§ **SUPPLIED RECORDS**
+++++

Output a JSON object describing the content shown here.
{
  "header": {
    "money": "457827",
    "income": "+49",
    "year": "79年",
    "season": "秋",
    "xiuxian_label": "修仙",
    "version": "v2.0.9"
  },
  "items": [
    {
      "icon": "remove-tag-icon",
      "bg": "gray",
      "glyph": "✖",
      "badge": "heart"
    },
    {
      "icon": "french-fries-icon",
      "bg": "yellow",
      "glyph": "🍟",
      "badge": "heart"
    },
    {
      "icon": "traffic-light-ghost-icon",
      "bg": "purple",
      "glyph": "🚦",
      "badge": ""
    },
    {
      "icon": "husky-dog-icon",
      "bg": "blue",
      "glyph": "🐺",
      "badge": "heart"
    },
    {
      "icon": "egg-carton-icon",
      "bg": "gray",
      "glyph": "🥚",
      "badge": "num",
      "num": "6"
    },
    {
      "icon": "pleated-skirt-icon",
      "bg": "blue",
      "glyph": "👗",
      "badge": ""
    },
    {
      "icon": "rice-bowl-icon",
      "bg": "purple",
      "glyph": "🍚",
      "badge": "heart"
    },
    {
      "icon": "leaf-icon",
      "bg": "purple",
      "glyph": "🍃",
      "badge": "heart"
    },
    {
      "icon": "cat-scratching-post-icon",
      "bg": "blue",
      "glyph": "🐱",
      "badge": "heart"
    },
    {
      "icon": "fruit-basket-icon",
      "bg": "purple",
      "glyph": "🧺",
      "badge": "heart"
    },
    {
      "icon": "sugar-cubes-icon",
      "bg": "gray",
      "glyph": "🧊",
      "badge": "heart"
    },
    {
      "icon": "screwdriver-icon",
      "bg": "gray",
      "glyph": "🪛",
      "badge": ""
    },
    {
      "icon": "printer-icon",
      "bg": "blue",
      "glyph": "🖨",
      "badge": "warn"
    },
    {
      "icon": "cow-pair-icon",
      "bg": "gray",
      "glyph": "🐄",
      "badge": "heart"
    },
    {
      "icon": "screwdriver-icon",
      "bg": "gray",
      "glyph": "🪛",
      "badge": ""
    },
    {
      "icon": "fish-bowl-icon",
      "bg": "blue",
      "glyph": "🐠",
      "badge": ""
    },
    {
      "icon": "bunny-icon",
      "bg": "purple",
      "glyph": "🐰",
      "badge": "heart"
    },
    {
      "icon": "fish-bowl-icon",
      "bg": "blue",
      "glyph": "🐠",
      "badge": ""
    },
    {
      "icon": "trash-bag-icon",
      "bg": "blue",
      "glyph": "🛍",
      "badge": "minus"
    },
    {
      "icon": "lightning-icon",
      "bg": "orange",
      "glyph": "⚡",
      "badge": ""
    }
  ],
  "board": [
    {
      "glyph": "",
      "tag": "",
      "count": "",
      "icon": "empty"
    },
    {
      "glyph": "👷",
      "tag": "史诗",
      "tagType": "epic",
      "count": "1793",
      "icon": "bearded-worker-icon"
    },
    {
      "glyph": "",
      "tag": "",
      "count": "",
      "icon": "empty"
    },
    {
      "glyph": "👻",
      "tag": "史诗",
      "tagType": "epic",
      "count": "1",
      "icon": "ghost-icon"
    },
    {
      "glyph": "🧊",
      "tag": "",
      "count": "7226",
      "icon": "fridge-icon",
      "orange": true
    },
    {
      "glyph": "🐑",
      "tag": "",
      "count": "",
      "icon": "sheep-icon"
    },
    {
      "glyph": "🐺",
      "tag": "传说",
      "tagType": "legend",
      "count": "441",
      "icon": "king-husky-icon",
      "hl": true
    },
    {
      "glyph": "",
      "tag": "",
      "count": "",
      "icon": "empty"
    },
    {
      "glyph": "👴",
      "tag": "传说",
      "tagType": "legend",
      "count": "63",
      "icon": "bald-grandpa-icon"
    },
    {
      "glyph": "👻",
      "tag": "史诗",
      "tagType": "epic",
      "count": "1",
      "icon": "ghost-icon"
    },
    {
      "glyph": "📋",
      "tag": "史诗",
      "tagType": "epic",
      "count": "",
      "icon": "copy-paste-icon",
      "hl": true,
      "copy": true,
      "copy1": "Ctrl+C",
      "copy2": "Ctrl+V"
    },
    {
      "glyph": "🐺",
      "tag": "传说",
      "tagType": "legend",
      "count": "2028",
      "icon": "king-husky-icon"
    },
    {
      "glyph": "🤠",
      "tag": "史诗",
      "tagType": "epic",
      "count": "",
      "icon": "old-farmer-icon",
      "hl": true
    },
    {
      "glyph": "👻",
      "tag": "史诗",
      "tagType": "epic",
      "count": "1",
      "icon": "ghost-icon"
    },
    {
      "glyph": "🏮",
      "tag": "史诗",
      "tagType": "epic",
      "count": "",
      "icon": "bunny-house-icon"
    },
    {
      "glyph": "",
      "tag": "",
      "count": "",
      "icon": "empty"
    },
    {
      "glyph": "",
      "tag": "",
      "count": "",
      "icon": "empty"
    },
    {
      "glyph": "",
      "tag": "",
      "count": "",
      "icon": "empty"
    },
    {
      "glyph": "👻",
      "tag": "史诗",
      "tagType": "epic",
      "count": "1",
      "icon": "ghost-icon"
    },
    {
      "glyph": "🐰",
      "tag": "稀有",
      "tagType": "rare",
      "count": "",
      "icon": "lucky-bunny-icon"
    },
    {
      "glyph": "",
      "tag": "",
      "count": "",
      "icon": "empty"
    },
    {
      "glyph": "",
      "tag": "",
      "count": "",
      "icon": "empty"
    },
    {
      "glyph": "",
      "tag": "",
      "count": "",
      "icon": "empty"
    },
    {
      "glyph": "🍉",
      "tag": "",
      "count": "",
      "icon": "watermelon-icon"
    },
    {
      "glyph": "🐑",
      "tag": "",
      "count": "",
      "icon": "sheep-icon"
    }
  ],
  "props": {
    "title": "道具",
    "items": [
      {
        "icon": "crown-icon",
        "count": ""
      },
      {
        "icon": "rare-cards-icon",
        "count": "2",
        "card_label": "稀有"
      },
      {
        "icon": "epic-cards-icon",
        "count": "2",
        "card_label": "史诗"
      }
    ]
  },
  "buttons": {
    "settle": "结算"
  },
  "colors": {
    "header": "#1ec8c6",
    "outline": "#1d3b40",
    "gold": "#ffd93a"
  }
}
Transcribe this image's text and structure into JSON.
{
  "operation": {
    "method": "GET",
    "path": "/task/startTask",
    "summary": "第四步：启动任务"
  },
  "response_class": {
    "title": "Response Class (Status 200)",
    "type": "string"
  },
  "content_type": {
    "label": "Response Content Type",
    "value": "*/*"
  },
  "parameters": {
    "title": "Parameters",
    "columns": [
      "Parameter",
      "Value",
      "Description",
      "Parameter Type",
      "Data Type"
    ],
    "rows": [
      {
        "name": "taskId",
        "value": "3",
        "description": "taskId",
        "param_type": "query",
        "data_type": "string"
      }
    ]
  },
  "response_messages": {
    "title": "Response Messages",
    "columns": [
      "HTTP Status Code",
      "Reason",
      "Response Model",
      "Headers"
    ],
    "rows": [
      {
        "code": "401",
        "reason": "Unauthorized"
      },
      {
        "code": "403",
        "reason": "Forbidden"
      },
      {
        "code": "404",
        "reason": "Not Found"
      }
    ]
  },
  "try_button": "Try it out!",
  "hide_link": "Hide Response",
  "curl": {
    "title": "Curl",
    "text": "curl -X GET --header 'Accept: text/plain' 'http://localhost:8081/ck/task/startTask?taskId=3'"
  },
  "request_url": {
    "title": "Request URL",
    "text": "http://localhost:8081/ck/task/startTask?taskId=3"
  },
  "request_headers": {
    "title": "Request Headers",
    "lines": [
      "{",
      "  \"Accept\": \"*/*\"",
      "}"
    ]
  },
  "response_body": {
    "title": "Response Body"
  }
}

+++++

§ **INSTRUCTIONS TO FOLLOW**
Extract all the material, leaving every line as it is.

§ **SOLUTION BELOW**
Output a JSON object describing the content shown here.
{
  "header": {
    "money": "457827",
    "income": "+49",
    "year": "79年",
    "season": "秋",
    "xiuxian_label": "修仙",
    "version": "v2.0.9"
  },
  "items": [
    {
      "icon": "remove-tag-icon",
      "bg": "gray",
      "glyph": "✖",
      "badge": "heart"
    },
    {
      "icon": "french-fries-icon",
      "bg": "yellow",
      "glyph": "🍟",
      "badge": "heart"
    },
    {
      "icon": "traffic-light-ghost-icon",
      "bg": "purple",
      "glyph": "🚦",
      "badge": ""
    },
    {
      "icon": "husky-dog-icon",
      "bg": "blue",
      "glyph": "🐺",
      "badge": "heart"
    },
    {
      "icon": "egg-carton-icon",
      "bg": "gray",
      "glyph": "🥚",
      "badge": "num",
      "num": "6"
    },
    {
      "icon": "pleated-skirt-icon",
      "bg": "blue",
      "glyph": "👗",
      "badge": ""
    },
    {
      "icon": "rice-bowl-icon",
      "bg": "purple",
      "glyph": "🍚",
      "badge": "heart"
    },
    {
      "icon": "leaf-icon",
      "bg": "purple",
      "glyph": "🍃",
      "badge": "heart"
    },
    {
      "icon": "cat-scratching-post-icon",
      "bg": "blue",
      "glyph": "🐱",
      "badge": "heart"
    },
    {
      "icon": "fruit-basket-icon",
      "bg": "purple",
      "glyph": "🧺",
      "badge": "heart"
    },
    {
      "icon": "sugar-cubes-icon",
      "bg": "gray",
      "glyph": "🧊",
      "badge": "heart"
    },
    {
      "icon": "screwdriver-icon",
      "bg": "gray",
      "glyph": "🪛",
      "badge": ""
    },
    {
      "icon": "printer-icon",
      "bg": "blue",
      "glyph": "🖨",
      "badge": "warn"
    },
    {
      "icon": "cow-pair-icon",
      "bg": "gray",
      "glyph": "🐄",
      "badge": "heart"
    },
    {
      "icon": "screwdriver-icon",
      "bg": "gray",
      "glyph": "🪛",
      "badge": ""
    },
    {
      "icon": "fish-bowl-icon",
      "bg": "blue",
      "glyph": "🐠",
      "badge": ""
    },
    {
      "icon": "bunny-icon",
      "bg": "purple",
      "glyph": "🐰",
      "badge": "heart"
    },
    {
      "icon": "fish-bowl-icon",
      "bg": "blue",
      "glyph": "🐠",
      "badge": ""
    },
    {
      "icon": "trash-bag-icon",
      "bg": "blue",
      "glyph": "🛍",
      "badge": "minus"
    },
    {
      "icon": "lightning-icon",
      "bg": "orange",
      "glyph": "⚡",
      "badge": ""
    }
  ],
  "board": [
    {
      "glyph": "",
      "tag": "",
      "count": "",
      "icon": "empty"
    },
    {
      "glyph": "👷",
      "tag": "史诗",
      "tagType": "epic",
      "count": "1793",
      "icon": "bearded-worker-icon"
    },
    {
      "glyph": "",
      "tag": "",
      "count": "",
      "icon": "empty"
    },
    {
      "glyph": "👻",
      "tag": "史诗",
      "tagType": "epic",
      "count": "1",
      "icon": "ghost-icon"
    },
    {
      "glyph": "🧊",
      "tag": "",
      "count": "7226",
      "icon": "fridge-icon",
      "orange": true
    },
    {
      "glyph": "🐑",
      "tag": "",
      "count": "",
      "icon": "sheep-icon"
    },
    {
      "glyph": "🐺",
      "tag": "传说",
      "tagType": "legend",
      "count": "441",
      "icon": "king-husky-icon",
      "hl": true
    },
    {
      "glyph": "",
      "tag": "",
      "count": "",
      "icon": "empty"
    },
    {
      "glyph": "👴",
      "tag": "传说",
      "tagType": "legend",
      "count": "63",
      "icon": "bald-grandpa-icon"
    },
    {
      "glyph": "👻",
      "tag": "史诗",
      "tagType": "epic",
      "count": "1",
      "icon": "ghost-icon"
    },
    {
      "glyph": "📋",
      "tag": "史诗",
      "tagType": "epic",
      "count": "",
      "icon": "copy-paste-icon",
      "hl": true,
      "copy": true,
      "copy1": "Ctrl+C",
      "copy2": "Ctrl+V"
    },
    {
      "glyph": "🐺",
      "tag": "传说",
      "tagType": "legend",
      "count": "2028",
      "icon": "king-husky-icon"
    },
    {
      "glyph": "🤠",
      "tag": "史诗",
      "tagType": "epic",
      "count": "",
      "icon": "old-farmer-icon",
      "hl": true
    },
    {
      "glyph": "👻",
      "tag": "史诗",
      "tagType": "epic",
      "count": "1",
      "icon": "ghost-icon"
    },
    {
      "glyph": "🏮",
      "tag": "史诗",
      "tagType": "epic",
      "count": "",
      "icon": "bunny-house-icon"
    },
    {
      "glyph": "",
      "tag": "",
      "count": "",
      "icon": "empty"
    },
    {
      "glyph": "",
      "tag": "",
      "count": "",
      "icon": "empty"
    },
    {
      "glyph": "",
      "tag": "",
      "count": "",
      "icon": "empty"
    },
    {
      "glyph": "👻",
      "tag": "史诗",
      "tagType": "epic",
      "count": "1",
      "icon": "ghost-icon"
    },
    {
      "glyph": "🐰",
      "tag": "稀有",
      "tagType": "rare",
      "count": "",
      "icon": "lucky-bunny-icon"
    },
    {
      "glyph": "",
      "tag": "",
      "count": "",
      "icon": "empty"
    },
    {
      "glyph": "",
      "tag": "",
      "count": "",
      "icon": "empty"
    },
    {
      "glyph": "",
      "tag": "",
      "count": "",
      "icon": "empty"
    },
    {
      "glyph": "🍉",
      "tag": "",
      "count": "",
      "icon": "watermelon-icon"
    },
    {
      "glyph": "🐑",
      "tag": "",
      "count": "",
      "icon": "sheep-icon"
    }
  ],
  "props": {
    "title": "道具",
    "items": [
      {
        "icon": "crown-icon",
        "count": ""
      },
      {
        "icon": "rare-cards-icon",
        "count": "2",
        "card_label": "稀有"
      },
      {
        "icon": "epic-cards-icon",
        "count": "2",
        "card_label": "史诗"
      }
    ]
  },
  "buttons": {
    "settle": "结算"
  },
  "colors": {
    "header": "#1ec8c6",
    "outline": "#1d3b40",
    "gold": "#ffd93a"
  }
}
Transcribe this image's text and structure into JSON.
{
  "operation": {
    "method": "GET",
    "path": "/task/startTask",
    "summary": "第四步：启动任务"
  },
  "response_class": {
    "title": "Response Class (Status 200)",
    "type": "string"
  },
  "content_type": {
    "label": "Response Content Type",
    "value": "*/*"
  },
  "parameters": {
    "title": "Parameters",
    "columns": [
      "Parameter",
      "Value",
      "Description",
      "Parameter Type",
      "Data Type"
    ],
    "rows": [
      {
        "name": "taskId",
        "value": "3",
        "description": "taskId",
        "param_type": "query",
        "data_type": "string"
      }
    ]
  },
  "response_messages": {
    "title": "Response Messages",
    "columns": [
      "HTTP Status Code",
      "Reason",
      "Response Model",
      "Headers"
    ],
    "rows": [
      {
        "code": "401",
        "reason": "Unauthorized"
      },
      {
        "code": "403",
        "reason": "Forbidden"
      },
      {
        "code": "404",
        "reason": "Not Found"
      }
    ]
  },
  "try_button": "Try it out!",
  "hide_link": "Hide Response",
  "curl": {
    "title": "Curl",
    "text": "curl -X GET --header 'Accept: text/plain' 'http://localhost:8081/ck/task/startTask?taskId=3'"
  },
  "request_url": {
    "title": "Request URL",
    "text": "http://localhost:8081/ck/task/startTask?taskId=3"
  },
  "request_headers": {
    "title": "Request Headers",
    "lines": [
      "{",
      "  \"Accept\": \"*/*\"",
      "}"
    ]
  },
  "response_body": {
    "title": "Response Body"
  }
}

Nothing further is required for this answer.